## Start Supplied records

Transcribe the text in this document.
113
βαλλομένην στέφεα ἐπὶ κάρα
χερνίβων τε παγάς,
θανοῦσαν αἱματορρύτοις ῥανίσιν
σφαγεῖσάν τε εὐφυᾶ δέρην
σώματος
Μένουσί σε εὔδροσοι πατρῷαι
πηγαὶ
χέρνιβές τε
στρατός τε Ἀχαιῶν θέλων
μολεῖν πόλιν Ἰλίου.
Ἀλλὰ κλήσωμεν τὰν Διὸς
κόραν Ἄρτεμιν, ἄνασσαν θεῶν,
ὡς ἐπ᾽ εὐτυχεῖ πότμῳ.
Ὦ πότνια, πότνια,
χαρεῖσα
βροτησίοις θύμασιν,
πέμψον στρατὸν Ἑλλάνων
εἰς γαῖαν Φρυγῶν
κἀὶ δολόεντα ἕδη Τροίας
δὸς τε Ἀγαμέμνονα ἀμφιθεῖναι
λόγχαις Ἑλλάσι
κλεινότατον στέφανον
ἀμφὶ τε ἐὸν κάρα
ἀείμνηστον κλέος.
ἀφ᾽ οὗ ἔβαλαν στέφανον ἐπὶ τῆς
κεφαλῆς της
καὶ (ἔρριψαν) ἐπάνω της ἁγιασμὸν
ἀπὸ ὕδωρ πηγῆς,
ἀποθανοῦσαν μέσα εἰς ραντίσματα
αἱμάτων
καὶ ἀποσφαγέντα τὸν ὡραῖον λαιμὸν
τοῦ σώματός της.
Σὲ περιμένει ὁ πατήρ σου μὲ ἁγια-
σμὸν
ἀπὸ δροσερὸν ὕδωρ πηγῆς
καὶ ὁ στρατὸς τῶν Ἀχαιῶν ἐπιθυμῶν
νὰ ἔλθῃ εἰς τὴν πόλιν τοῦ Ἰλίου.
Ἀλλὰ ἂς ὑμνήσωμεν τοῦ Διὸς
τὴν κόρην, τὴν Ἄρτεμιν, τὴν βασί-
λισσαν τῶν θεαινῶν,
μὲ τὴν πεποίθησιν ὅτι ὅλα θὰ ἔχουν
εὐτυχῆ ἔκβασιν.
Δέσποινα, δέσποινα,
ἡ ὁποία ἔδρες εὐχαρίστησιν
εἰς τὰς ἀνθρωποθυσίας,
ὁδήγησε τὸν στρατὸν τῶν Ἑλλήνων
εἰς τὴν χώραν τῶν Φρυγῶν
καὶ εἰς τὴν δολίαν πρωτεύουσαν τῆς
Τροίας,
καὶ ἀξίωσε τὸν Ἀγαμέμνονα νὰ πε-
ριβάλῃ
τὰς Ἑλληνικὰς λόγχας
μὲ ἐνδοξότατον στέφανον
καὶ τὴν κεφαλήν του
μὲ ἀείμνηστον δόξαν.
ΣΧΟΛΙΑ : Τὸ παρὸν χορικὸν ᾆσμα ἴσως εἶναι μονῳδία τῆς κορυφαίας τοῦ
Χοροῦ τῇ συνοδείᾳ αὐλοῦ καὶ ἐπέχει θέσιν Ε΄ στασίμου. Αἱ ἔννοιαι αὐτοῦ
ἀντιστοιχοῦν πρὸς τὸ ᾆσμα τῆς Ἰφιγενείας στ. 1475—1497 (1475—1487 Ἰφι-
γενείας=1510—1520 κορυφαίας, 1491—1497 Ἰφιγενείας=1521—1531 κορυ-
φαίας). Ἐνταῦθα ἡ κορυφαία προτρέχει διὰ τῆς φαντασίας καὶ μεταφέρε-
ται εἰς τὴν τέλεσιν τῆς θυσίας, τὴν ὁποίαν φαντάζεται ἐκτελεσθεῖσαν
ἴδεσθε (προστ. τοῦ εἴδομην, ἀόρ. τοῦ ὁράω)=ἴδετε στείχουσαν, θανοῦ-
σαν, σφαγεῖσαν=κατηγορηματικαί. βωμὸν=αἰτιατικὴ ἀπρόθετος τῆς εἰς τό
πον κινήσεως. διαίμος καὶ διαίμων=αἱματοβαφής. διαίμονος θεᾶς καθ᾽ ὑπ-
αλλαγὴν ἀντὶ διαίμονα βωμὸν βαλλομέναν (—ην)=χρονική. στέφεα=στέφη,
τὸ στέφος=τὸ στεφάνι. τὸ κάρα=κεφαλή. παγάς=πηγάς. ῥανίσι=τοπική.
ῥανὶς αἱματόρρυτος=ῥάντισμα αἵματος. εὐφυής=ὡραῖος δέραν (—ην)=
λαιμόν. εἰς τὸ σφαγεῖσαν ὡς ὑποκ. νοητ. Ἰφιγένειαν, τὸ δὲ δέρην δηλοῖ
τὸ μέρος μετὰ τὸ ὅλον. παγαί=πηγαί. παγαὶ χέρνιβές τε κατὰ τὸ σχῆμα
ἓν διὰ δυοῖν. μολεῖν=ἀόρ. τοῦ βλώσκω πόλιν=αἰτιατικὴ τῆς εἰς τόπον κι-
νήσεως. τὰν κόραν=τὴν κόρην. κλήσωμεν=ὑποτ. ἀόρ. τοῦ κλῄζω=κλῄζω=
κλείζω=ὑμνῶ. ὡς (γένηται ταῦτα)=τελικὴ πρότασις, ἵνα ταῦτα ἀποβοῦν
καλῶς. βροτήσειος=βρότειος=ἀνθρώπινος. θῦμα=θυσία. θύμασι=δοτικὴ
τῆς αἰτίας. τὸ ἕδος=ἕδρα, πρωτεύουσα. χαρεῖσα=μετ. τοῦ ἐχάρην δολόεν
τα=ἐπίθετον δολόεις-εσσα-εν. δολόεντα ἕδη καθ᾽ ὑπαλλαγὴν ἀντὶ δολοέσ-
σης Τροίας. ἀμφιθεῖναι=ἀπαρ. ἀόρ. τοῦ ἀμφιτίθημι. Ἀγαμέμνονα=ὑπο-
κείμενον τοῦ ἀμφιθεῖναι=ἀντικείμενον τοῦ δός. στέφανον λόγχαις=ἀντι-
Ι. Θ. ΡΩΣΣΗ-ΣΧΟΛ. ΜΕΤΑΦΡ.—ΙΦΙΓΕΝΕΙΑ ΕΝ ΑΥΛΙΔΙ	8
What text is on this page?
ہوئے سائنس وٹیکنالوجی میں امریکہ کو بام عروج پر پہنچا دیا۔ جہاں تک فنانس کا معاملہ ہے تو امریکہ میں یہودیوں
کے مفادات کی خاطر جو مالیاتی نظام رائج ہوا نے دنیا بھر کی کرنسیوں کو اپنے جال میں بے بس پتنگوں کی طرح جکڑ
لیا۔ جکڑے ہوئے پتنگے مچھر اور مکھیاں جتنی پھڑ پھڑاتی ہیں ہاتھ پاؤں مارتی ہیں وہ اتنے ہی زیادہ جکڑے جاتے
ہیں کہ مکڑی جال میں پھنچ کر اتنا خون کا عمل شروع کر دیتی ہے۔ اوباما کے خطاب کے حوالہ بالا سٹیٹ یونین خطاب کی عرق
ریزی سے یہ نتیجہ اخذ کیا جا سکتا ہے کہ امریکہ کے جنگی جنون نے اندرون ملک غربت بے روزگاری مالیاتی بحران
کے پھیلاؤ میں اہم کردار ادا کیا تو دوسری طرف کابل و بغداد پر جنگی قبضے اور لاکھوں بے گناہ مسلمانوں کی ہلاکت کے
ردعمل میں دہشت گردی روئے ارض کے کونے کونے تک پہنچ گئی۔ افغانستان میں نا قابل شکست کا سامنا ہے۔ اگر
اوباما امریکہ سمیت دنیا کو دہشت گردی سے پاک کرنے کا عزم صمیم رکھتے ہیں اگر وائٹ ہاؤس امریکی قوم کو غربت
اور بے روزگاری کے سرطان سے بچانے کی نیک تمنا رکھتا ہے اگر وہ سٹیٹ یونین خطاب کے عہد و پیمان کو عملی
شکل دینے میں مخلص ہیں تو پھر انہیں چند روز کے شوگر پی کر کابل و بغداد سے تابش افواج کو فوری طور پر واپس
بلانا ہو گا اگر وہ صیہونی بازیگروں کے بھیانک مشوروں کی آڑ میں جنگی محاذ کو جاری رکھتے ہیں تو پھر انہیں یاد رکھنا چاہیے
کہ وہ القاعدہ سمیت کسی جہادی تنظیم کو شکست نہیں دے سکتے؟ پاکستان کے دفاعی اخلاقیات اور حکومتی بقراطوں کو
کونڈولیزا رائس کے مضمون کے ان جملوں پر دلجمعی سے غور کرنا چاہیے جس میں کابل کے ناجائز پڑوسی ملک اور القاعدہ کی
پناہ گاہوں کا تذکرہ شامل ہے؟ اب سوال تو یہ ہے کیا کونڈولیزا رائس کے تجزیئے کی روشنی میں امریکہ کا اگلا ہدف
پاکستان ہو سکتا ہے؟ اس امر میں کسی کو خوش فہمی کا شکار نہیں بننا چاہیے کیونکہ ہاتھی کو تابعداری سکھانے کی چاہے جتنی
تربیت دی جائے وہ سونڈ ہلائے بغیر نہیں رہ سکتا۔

## End Supplied records

__Your instructions__
Go through the data and count each line that has the word "κόρην", then give the total alone.

__Solution for this exercise__
2